• [Short exercise] Write out each line exactly as it stands, please.

[Structured figure records]
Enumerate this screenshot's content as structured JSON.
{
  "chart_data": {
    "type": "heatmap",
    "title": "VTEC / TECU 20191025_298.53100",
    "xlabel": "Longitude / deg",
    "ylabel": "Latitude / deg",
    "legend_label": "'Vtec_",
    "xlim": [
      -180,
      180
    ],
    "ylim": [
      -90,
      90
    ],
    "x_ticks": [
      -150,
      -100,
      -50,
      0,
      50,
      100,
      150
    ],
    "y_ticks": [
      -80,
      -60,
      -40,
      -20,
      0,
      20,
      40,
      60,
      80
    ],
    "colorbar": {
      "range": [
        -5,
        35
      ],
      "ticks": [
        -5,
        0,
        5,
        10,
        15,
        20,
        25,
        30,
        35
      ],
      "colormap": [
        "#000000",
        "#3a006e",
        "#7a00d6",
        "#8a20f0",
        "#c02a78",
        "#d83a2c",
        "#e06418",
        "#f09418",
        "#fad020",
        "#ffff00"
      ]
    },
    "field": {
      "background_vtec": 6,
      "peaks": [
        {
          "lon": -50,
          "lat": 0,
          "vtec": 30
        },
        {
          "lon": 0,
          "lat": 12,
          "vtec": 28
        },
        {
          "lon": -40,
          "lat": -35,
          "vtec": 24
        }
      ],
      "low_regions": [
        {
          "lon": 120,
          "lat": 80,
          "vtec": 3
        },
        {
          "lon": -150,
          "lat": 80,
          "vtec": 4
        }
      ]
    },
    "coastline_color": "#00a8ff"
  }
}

• [Response]
Enumerate this screenshot's content as structured JSON.
{
  "chart_data": {
    "type": "heatmap",
    "title": "VTEC / TECU 20191025_298.53100",
    "xlabel": "Longitude / deg",
    "ylabel": "Latitude / deg",
    "legend_label": "'Vtec_",
    "xlim": [
      -180,
      180
    ],
    "ylim": [
      -90,
      90
    ],
    "x_ticks": [
      -150,
      -100,
      -50,
      0,
      50,
      100,
      150
    ],
    "y_ticks": [
      -80,
      -60,
      -40,
      -20,
      0,
      20,
      40,
      60,
      80
    ],
    "colorbar": {
      "range": [
        -5,
        35
      ],
      "ticks": [
        -5,
        0,
        5,
        10,
        15,
        20,
        25,
        30,
        35
      ],
      "colormap": [
        "#000000",
        "#3a006e",
        "#7a00d6",
        "#8a20f0",
        "#c02a78",
        "#d83a2c",
        "#e06418",
        "#f09418",
        "#fad020",
        "#ffff00"
      ]
    },
    "field": {
      "background_vtec": 6,
      "peaks": [
        {
          "lon": -50,
          "lat": 0,
          "vtec": 30
        },
        {
          "lon": 0,
          "lat": 12,
          "vtec": 28
        },
        {
          "lon": -40,
          "lat": -35,
          "vtec": 24
        }
      ],
      "low_regions": [
        {
          "lon": 120,
          "lat": 80,
          "vtec": 3
        },
        {
          "lon": -150,
          "lat": 80,
          "vtec": 4
        }
      ]
    },
    "coastline_color": "#00a8ff"
  }
}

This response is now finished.